▶ **Your goal**
Find every line in the records below that holds the word "milioni", and copy it out.

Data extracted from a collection

──────────────────────────────

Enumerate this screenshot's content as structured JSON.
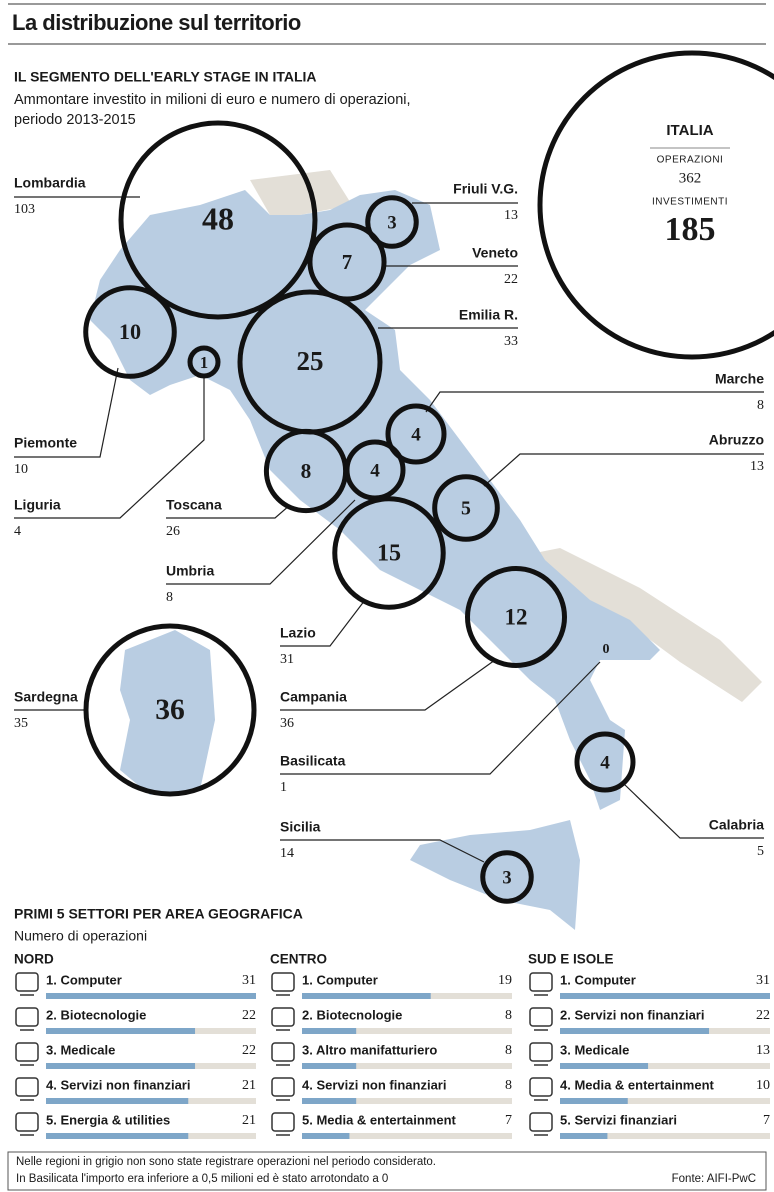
{
  "header": {
    "title": "La distribuzione sul territorio",
    "subtitle": "IL SEGMENTO DELL'EARLY STAGE IN ITALIA",
    "description": [
      "Ammontare investito in milioni di euro e numero di operazioni,",
      "periodo 2013-2015"
    ]
  },
  "italia": {
    "label": "ITALIA",
    "operations_label": "OPERAZIONI",
    "operations": 362,
    "investments_label": "INVESTIMENTI",
    "investments": 185
  },
  "regions": [
    {
      "name": "Lombardia",
      "operations": 103,
      "investment": 48
    },
    {
      "name": "Friuli V.G.",
      "operations": 13,
      "investment": 3
    },
    {
      "name": "Veneto",
      "operations": 22,
      "investment": 7
    },
    {
      "name": "Emilia R.",
      "operations": 33,
      "investment": 25
    },
    {
      "name": "Piemonte",
      "operations": 10,
      "investment": 10
    },
    {
      "name": "Liguria",
      "operations": 4,
      "investment": 1
    },
    {
      "name": "Marche",
      "operations": 8,
      "investment": 4
    },
    {
      "name": "Abruzzo",
      "operations": 13,
      "investment": 5
    },
    {
      "name": "Toscana",
      "operations": 26,
      "investment": 8
    },
    {
      "name": "Umbria",
      "operations": 8,
      "investment": 4
    },
    {
      "name": "Lazio",
      "operations": 31,
      "investment": 15
    },
    {
      "name": "Campania",
      "operations": 36,
      "investment": 12
    },
    {
      "name": "Sardegna",
      "operations": 35,
      "investment": 36
    },
    {
      "name": "Basilicata",
      "operations": 1,
      "investment": 0
    },
    {
      "name": "Calabria",
      "operations": 5,
      "investment": 4
    },
    {
      "name": "Sicilia",
      "operations": 14,
      "investment": 3
    }
  ],
  "sectors": {
    "title": "PRIMI 5 SETTORI PER AREA GEOGRAFICA",
    "subtitle": "Numero di operazioni",
    "xlim": [
      0,
      31
    ],
    "areas": [
      {
        "name": "NORD",
        "items": [
          {
            "label": "1. Computer",
            "value": 31
          },
          {
            "label": "2. Biotecnologie",
            "value": 22
          },
          {
            "label": "3. Medicale",
            "value": 22
          },
          {
            "label": "4. Servizi non finanziari",
            "value": 21
          },
          {
            "label": "5. Energia & utilities",
            "value": 21
          }
        ]
      },
      {
        "name": "CENTRO",
        "items": [
          {
            "label": "1. Computer",
            "value": 19
          },
          {
            "label": "2. Biotecnologie",
            "value": 8
          },
          {
            "label": "3. Altro manifatturiero",
            "value": 8
          },
          {
            "label": "4. Servizi non finanziari",
            "value": 8
          },
          {
            "label": "5. Media & entertainment",
            "value": 7
          }
        ]
      },
      {
        "name": "SUD E ISOLE",
        "items": [
          {
            "label": "1. Computer",
            "value": 31
          },
          {
            "label": "2. Servizi non finanziari",
            "value": 22
          },
          {
            "label": "3. Medicale",
            "value": 13
          },
          {
            "label": "4. Media & entertainment",
            "value": 10
          },
          {
            "label": "5. Servizi finanziari",
            "value": 7
          }
        ]
      }
    ]
  },
  "footer": {
    "notes": [
      "Nelle regioni in grigio non sono state registrare operazioni nel periodo considerato.",
      "In Basilicata l'importo era inferiore a 0,5 milioni ed è stato arrotondato a 0"
    ],
    "source": "Fonte: AIFI-PwC"
  }
}
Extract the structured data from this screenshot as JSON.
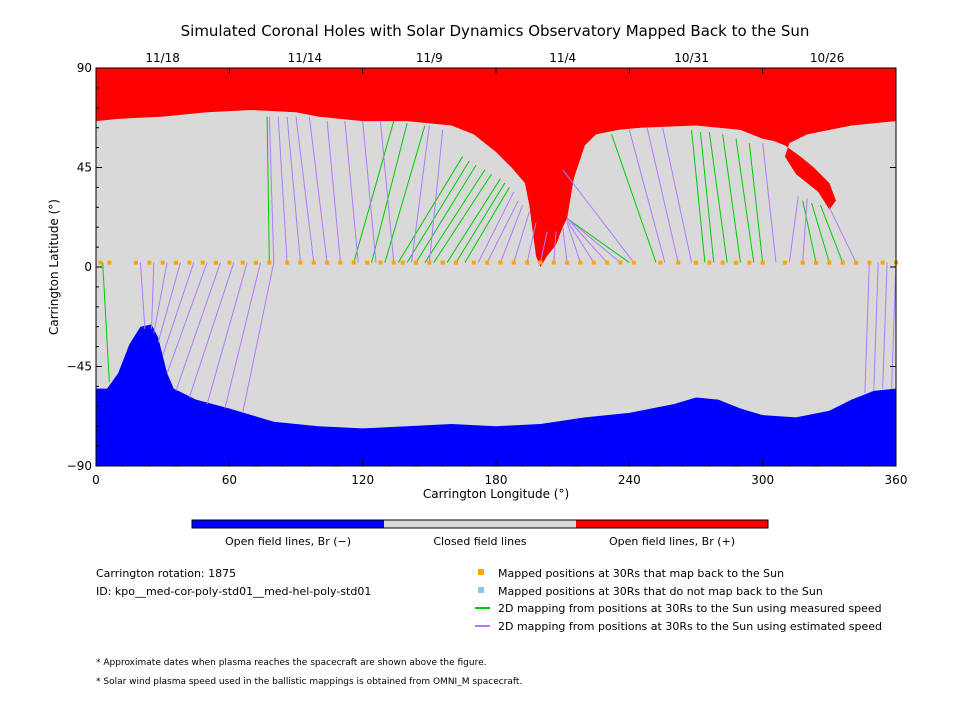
{
  "chart_data": {
    "type": "map",
    "title": "Simulated Coronal Holes with Solar Dynamics Observatory Mapped Back to the Sun",
    "xlabel": "Carrington Longitude (°)",
    "ylabel": "Carrington Latitude (°)",
    "xlim": [
      0,
      360
    ],
    "ylim": [
      -90,
      90
    ],
    "x_ticks": [
      "0",
      "60",
      "120",
      "180",
      "240",
      "300",
      "360"
    ],
    "y_ticks": [
      "90",
      "45",
      "0",
      "-45",
      "-90"
    ],
    "top_axis": {
      "labels": [
        {
          "lon": 30,
          "text": "11/18"
        },
        {
          "lon": 94,
          "text": "11/14"
        },
        {
          "lon": 150,
          "text": "11/9"
        },
        {
          "lon": 210,
          "text": "11/4"
        },
        {
          "lon": 268,
          "text": "10/31"
        },
        {
          "lon": 329,
          "text": "10/26"
        }
      ]
    },
    "regions": {
      "north_open": {
        "polarity": "+",
        "boundary": [
          [
            0,
            66
          ],
          [
            10,
            67
          ],
          [
            30,
            68
          ],
          [
            50,
            70
          ],
          [
            70,
            71
          ],
          [
            90,
            70
          ],
          [
            100,
            68
          ],
          [
            120,
            66
          ],
          [
            140,
            66
          ],
          [
            160,
            64
          ],
          [
            170,
            60
          ],
          [
            180,
            52
          ],
          [
            187,
            45
          ],
          [
            193,
            38
          ],
          [
            195,
            28
          ],
          [
            196,
            20
          ],
          [
            198,
            5
          ],
          [
            200,
            0
          ],
          [
            203,
            5
          ],
          [
            207,
            10
          ],
          [
            210,
            18
          ],
          [
            212,
            22
          ],
          [
            213,
            28
          ],
          [
            215,
            40
          ],
          [
            220,
            55
          ],
          [
            225,
            60
          ],
          [
            235,
            62
          ],
          [
            245,
            63
          ],
          [
            270,
            64
          ],
          [
            290,
            62
          ],
          [
            300,
            58
          ],
          [
            305,
            57
          ],
          [
            310,
            55
          ],
          [
            317,
            50
          ],
          [
            323,
            45
          ],
          [
            330,
            38
          ],
          [
            333,
            30
          ],
          [
            330,
            26
          ],
          [
            325,
            34
          ],
          [
            315,
            42
          ],
          [
            310,
            50
          ],
          [
            312,
            56
          ],
          [
            320,
            60
          ],
          [
            340,
            64
          ],
          [
            360,
            66
          ]
        ]
      },
      "south_open": {
        "polarity": "-",
        "boundary": [
          [
            0,
            -55
          ],
          [
            5,
            -55
          ],
          [
            10,
            -48
          ],
          [
            15,
            -35
          ],
          [
            20,
            -27
          ],
          [
            25,
            -26
          ],
          [
            28,
            -32
          ],
          [
            30,
            -40
          ],
          [
            32,
            -48
          ],
          [
            35,
            -55
          ],
          [
            45,
            -60
          ],
          [
            60,
            -64
          ],
          [
            80,
            -70
          ],
          [
            100,
            -72
          ],
          [
            120,
            -73
          ],
          [
            140,
            -72
          ],
          [
            160,
            -71
          ],
          [
            180,
            -72
          ],
          [
            200,
            -71
          ],
          [
            220,
            -68
          ],
          [
            240,
            -66
          ],
          [
            260,
            -62
          ],
          [
            270,
            -59
          ],
          [
            280,
            -60
          ],
          [
            290,
            -64
          ],
          [
            300,
            -67
          ],
          [
            315,
            -68
          ],
          [
            330,
            -65
          ],
          [
            340,
            -60
          ],
          [
            350,
            -56
          ],
          [
            360,
            -55
          ]
        ]
      }
    },
    "mapped_points_lon": [
      2,
      6,
      18,
      24,
      30,
      36,
      42,
      48,
      54,
      60,
      66,
      72,
      78,
      86,
      92,
      98,
      104,
      110,
      116,
      122,
      128,
      134,
      138,
      144,
      150,
      156,
      162,
      170,
      176,
      182,
      188,
      194,
      200,
      206,
      212,
      218,
      224,
      230,
      236,
      242,
      254,
      262,
      270,
      276,
      282,
      288,
      294,
      300,
      310,
      318,
      324,
      330,
      336,
      342,
      348,
      354,
      360
    ],
    "mapped_points_lat": 2,
    "mapping_lines": [
      {
        "lon": 78,
        "sun_lon": 77,
        "sun_lat": 68,
        "speed": "measured"
      },
      {
        "lon": 116,
        "sun_lon": 134,
        "sun_lat": 66,
        "speed": "measured"
      },
      {
        "lon": 124,
        "sun_lon": 140,
        "sun_lat": 65,
        "speed": "measured"
      },
      {
        "lon": 130,
        "sun_lon": 148,
        "sun_lat": 64,
        "speed": "measured"
      },
      {
        "lon": 136,
        "sun_lon": 165,
        "sun_lat": 50,
        "speed": "measured"
      },
      {
        "lon": 140,
        "sun_lon": 168,
        "sun_lat": 48,
        "speed": "measured"
      },
      {
        "lon": 144,
        "sun_lon": 171,
        "sun_lat": 46,
        "speed": "measured"
      },
      {
        "lon": 148,
        "sun_lon": 175,
        "sun_lat": 44,
        "speed": "measured"
      },
      {
        "lon": 152,
        "sun_lon": 178,
        "sun_lat": 42,
        "speed": "measured"
      },
      {
        "lon": 158,
        "sun_lon": 182,
        "sun_lat": 40,
        "speed": "measured"
      },
      {
        "lon": 162,
        "sun_lon": 184,
        "sun_lat": 38,
        "speed": "measured"
      },
      {
        "lon": 166,
        "sun_lon": 186,
        "sun_lat": 36,
        "speed": "measured"
      },
      {
        "lon": 240,
        "sun_lon": 212,
        "sun_lat": 22,
        "speed": "measured"
      },
      {
        "lon": 252,
        "sun_lon": 232,
        "sun_lat": 60,
        "speed": "measured"
      },
      {
        "lon": 274,
        "sun_lon": 268,
        "sun_lat": 62,
        "speed": "measured"
      },
      {
        "lon": 278,
        "sun_lon": 272,
        "sun_lat": 61,
        "speed": "measured"
      },
      {
        "lon": 284,
        "sun_lon": 276,
        "sun_lat": 61,
        "speed": "measured"
      },
      {
        "lon": 290,
        "sun_lon": 282,
        "sun_lat": 60,
        "speed": "measured"
      },
      {
        "lon": 296,
        "sun_lon": 288,
        "sun_lat": 58,
        "speed": "measured"
      },
      {
        "lon": 300,
        "sun_lon": 294,
        "sun_lat": 56,
        "speed": "measured"
      },
      {
        "lon": 324,
        "sun_lon": 318,
        "sun_lat": 30,
        "speed": "measured"
      },
      {
        "lon": 330,
        "sun_lon": 322,
        "sun_lat": 29,
        "speed": "measured"
      },
      {
        "lon": 336,
        "sun_lon": 326,
        "sun_lat": 28,
        "speed": "measured"
      },
      {
        "lon": 3,
        "sun_lon": 6,
        "sun_lat": -52,
        "speed": "measured"
      },
      {
        "lon": 80,
        "sun_lon": 78,
        "sun_lat": 68,
        "speed": "estimated"
      },
      {
        "lon": 86,
        "sun_lon": 82,
        "sun_lat": 68,
        "speed": "estimated"
      },
      {
        "lon": 92,
        "sun_lon": 86,
        "sun_lat": 68,
        "speed": "estimated"
      },
      {
        "lon": 98,
        "sun_lon": 90,
        "sun_lat": 68,
        "speed": "estimated"
      },
      {
        "lon": 104,
        "sun_lon": 96,
        "sun_lat": 68,
        "speed": "estimated"
      },
      {
        "lon": 110,
        "sun_lon": 104,
        "sun_lat": 66,
        "speed": "estimated"
      },
      {
        "lon": 118,
        "sun_lon": 112,
        "sun_lat": 66,
        "speed": "estimated"
      },
      {
        "lon": 126,
        "sun_lon": 120,
        "sun_lat": 66,
        "speed": "estimated"
      },
      {
        "lon": 134,
        "sun_lon": 128,
        "sun_lat": 66,
        "speed": "estimated"
      },
      {
        "lon": 142,
        "sun_lon": 150,
        "sun_lat": 64,
        "speed": "estimated"
      },
      {
        "lon": 150,
        "sun_lon": 156,
        "sun_lat": 62,
        "speed": "estimated"
      },
      {
        "lon": 172,
        "sun_lon": 188,
        "sun_lat": 34,
        "speed": "estimated"
      },
      {
        "lon": 176,
        "sun_lon": 190,
        "sun_lat": 30,
        "speed": "estimated"
      },
      {
        "lon": 182,
        "sun_lon": 192,
        "sun_lat": 28,
        "speed": "estimated"
      },
      {
        "lon": 188,
        "sun_lon": 195,
        "sun_lat": 25,
        "speed": "estimated"
      },
      {
        "lon": 194,
        "sun_lon": 198,
        "sun_lat": 20,
        "speed": "estimated"
      },
      {
        "lon": 200,
        "sun_lon": 203,
        "sun_lat": 16,
        "speed": "estimated"
      },
      {
        "lon": 206,
        "sun_lon": 207,
        "sun_lat": 16,
        "speed": "estimated"
      },
      {
        "lon": 212,
        "sun_lon": 210,
        "sun_lat": 18,
        "speed": "estimated"
      },
      {
        "lon": 218,
        "sun_lon": 212,
        "sun_lat": 20,
        "speed": "estimated"
      },
      {
        "lon": 224,
        "sun_lon": 212,
        "sun_lat": 21,
        "speed": "estimated"
      },
      {
        "lon": 230,
        "sun_lon": 212,
        "sun_lat": 22,
        "speed": "estimated"
      },
      {
        "lon": 236,
        "sun_lon": 212,
        "sun_lat": 22,
        "speed": "estimated"
      },
      {
        "lon": 242,
        "sun_lon": 210,
        "sun_lat": 44,
        "speed": "estimated"
      },
      {
        "lon": 256,
        "sun_lon": 240,
        "sun_lat": 62,
        "speed": "estimated"
      },
      {
        "lon": 262,
        "sun_lon": 248,
        "sun_lat": 63,
        "speed": "estimated"
      },
      {
        "lon": 268,
        "sun_lon": 255,
        "sun_lat": 63,
        "speed": "estimated"
      },
      {
        "lon": 306,
        "sun_lon": 300,
        "sun_lat": 56,
        "speed": "estimated"
      },
      {
        "lon": 312,
        "sun_lon": 316,
        "sun_lat": 32,
        "speed": "estimated"
      },
      {
        "lon": 318,
        "sun_lon": 320,
        "sun_lat": 31,
        "speed": "estimated"
      },
      {
        "lon": 342,
        "sun_lon": 330,
        "sun_lat": 27,
        "speed": "estimated"
      },
      {
        "lon": 20,
        "sun_lon": 22,
        "sun_lat": -28,
        "speed": "estimated"
      },
      {
        "lon": 26,
        "sun_lon": 25,
        "sun_lat": -28,
        "speed": "estimated"
      },
      {
        "lon": 32,
        "sun_lon": 26,
        "sun_lat": -30,
        "speed": "estimated"
      },
      {
        "lon": 38,
        "sun_lon": 28,
        "sun_lat": -34,
        "speed": "estimated"
      },
      {
        "lon": 44,
        "sun_lon": 30,
        "sun_lat": -40,
        "speed": "estimated"
      },
      {
        "lon": 50,
        "sun_lon": 32,
        "sun_lat": -48,
        "speed": "estimated"
      },
      {
        "lon": 56,
        "sun_lon": 36,
        "sun_lat": -56,
        "speed": "estimated"
      },
      {
        "lon": 62,
        "sun_lon": 42,
        "sun_lat": -59,
        "speed": "estimated"
      },
      {
        "lon": 68,
        "sun_lon": 50,
        "sun_lat": -62,
        "speed": "estimated"
      },
      {
        "lon": 74,
        "sun_lon": 58,
        "sun_lat": -64,
        "speed": "estimated"
      },
      {
        "lon": 80,
        "sun_lon": 66,
        "sun_lat": -66,
        "speed": "estimated"
      },
      {
        "lon": 348,
        "sun_lon": 346,
        "sun_lat": -57,
        "speed": "estimated"
      },
      {
        "lon": 352,
        "sun_lon": 350,
        "sun_lat": -56,
        "speed": "estimated"
      },
      {
        "lon": 356,
        "sun_lon": 354,
        "sun_lat": -55,
        "speed": "estimated"
      },
      {
        "lon": 360,
        "sun_lon": 358,
        "sun_lat": -55,
        "speed": "estimated"
      }
    ],
    "colors": {
      "north_open": "#ff0000",
      "south_open": "#0000ff",
      "closed": "#d9d9d9",
      "mapped_point": "#ffa500",
      "unmapped_point": "#87c8f0",
      "measured_line": "#00cc00",
      "estimated_line": "#b07aff"
    }
  },
  "colorbar": {
    "labels": [
      "Open field lines, Br (−)",
      "Closed field lines",
      "Open field lines, Br (+)"
    ]
  },
  "info": {
    "rotation": "Carrington rotation: 1875",
    "id": "ID: kpo__med-cor-poly-std01__med-hel-poly-std01"
  },
  "legend": [
    {
      "text": "Mapped positions at 30Rs that map back to the Sun",
      "marker": "square",
      "color": "#ffa500"
    },
    {
      "text": "Mapped positions at 30Rs that do not map back to the Sun",
      "marker": "square",
      "color": "#87c8f0"
    },
    {
      "text": "2D mapping from positions at 30Rs to the Sun using measured speed",
      "marker": "line",
      "color": "#00cc00"
    },
    {
      "text": "2D mapping from positions at 30Rs to the Sun using estimated speed",
      "marker": "line",
      "color": "#b07aff"
    }
  ],
  "notes": [
    "* Approximate dates when plasma reaches the spacecraft are shown above the figure.",
    "* Solar wind plasma speed used in the ballistic mappings is obtained from OMNI_M spacecraft."
  ]
}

──────────────────────────────

▶ **Exercise result**
      "Ammontare investito in milioni di euro e numero di operazioni,",
      "In Basilicata l'importo era inferiore a 0,5 milioni ed è stato arrotondato a 0"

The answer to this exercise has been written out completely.